◆ Short exercise
Search the listing below for the word "start" and copy each line that holds it.

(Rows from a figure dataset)
++++++

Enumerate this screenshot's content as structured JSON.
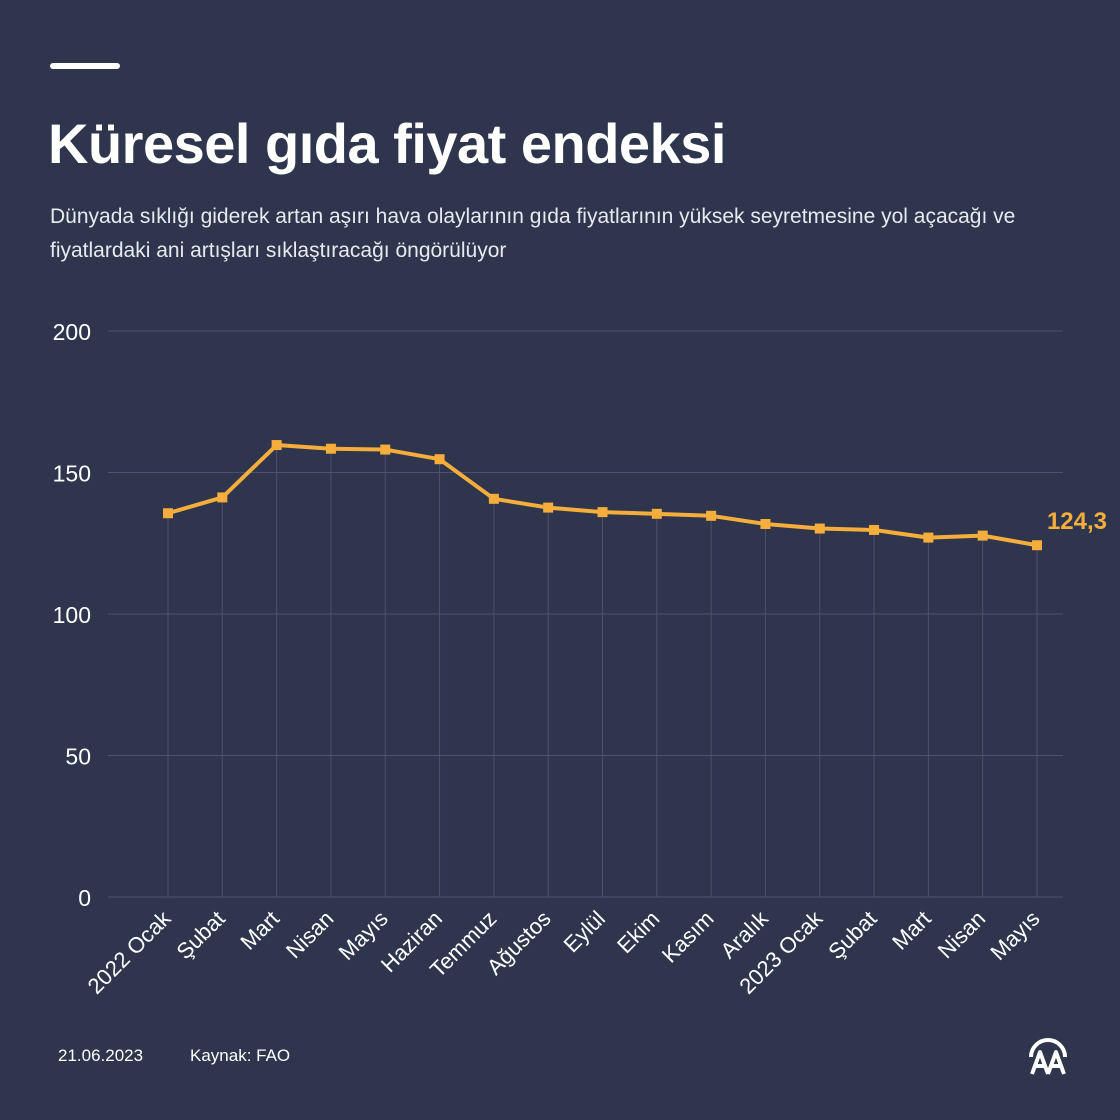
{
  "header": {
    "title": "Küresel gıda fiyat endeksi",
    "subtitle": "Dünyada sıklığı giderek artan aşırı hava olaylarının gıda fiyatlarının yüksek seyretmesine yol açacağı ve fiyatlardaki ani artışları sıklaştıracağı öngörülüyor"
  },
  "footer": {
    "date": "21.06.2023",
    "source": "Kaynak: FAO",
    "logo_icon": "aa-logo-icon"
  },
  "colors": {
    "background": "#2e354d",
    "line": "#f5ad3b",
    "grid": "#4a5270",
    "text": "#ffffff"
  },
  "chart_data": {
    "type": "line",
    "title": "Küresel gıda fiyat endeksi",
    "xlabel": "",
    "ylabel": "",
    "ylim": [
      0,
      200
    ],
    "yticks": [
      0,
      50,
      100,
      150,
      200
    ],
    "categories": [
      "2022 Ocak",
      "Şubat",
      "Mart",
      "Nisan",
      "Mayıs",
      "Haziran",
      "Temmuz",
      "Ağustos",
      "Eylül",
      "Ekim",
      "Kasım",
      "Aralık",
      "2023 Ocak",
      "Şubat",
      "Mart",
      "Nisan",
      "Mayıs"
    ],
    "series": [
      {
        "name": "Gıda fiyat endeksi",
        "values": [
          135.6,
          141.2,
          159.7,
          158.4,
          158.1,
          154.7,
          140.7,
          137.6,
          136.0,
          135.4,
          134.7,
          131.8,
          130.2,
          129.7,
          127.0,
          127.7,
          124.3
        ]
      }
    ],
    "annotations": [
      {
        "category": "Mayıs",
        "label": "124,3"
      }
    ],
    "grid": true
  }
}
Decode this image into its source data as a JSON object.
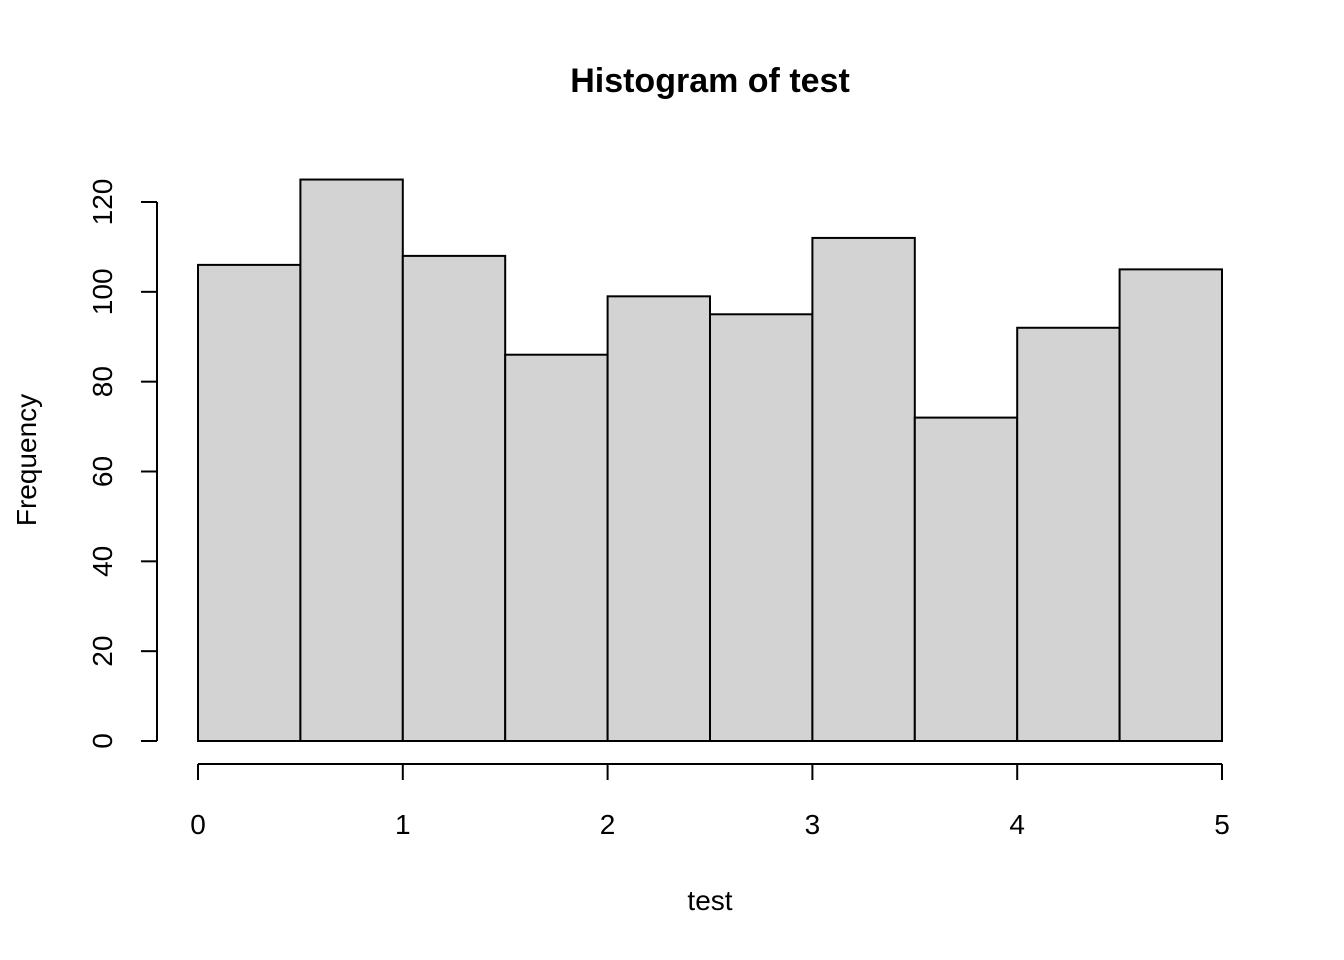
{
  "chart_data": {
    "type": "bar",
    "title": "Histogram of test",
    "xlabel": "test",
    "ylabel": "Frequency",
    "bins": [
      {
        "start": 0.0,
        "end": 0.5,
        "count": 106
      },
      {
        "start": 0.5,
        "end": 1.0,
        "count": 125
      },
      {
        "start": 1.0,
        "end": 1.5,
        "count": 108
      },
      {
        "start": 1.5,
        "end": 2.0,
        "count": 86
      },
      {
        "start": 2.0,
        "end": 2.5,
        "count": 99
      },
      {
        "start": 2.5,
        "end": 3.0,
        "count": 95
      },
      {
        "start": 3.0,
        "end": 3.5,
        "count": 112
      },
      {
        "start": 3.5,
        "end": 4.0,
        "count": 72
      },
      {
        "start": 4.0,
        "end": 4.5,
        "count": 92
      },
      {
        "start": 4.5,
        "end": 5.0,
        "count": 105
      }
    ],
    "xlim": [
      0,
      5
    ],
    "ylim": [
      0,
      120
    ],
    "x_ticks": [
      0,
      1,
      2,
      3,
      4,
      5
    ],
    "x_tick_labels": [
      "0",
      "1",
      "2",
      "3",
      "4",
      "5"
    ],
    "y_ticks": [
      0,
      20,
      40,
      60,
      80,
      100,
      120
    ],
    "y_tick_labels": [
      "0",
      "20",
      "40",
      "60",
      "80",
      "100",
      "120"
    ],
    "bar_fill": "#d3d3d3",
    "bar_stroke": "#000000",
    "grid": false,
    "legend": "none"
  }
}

++++++

◆ Task solution
        "start": 0.0,
        "start": 0.5,
        "start": 1.0,
        "start": 1.5,
        "start": 2.0,
        "start": 2.5,
        "start": 3.0,
        "start": 3.5,
        "start": 4.0,
        "start": 4.5,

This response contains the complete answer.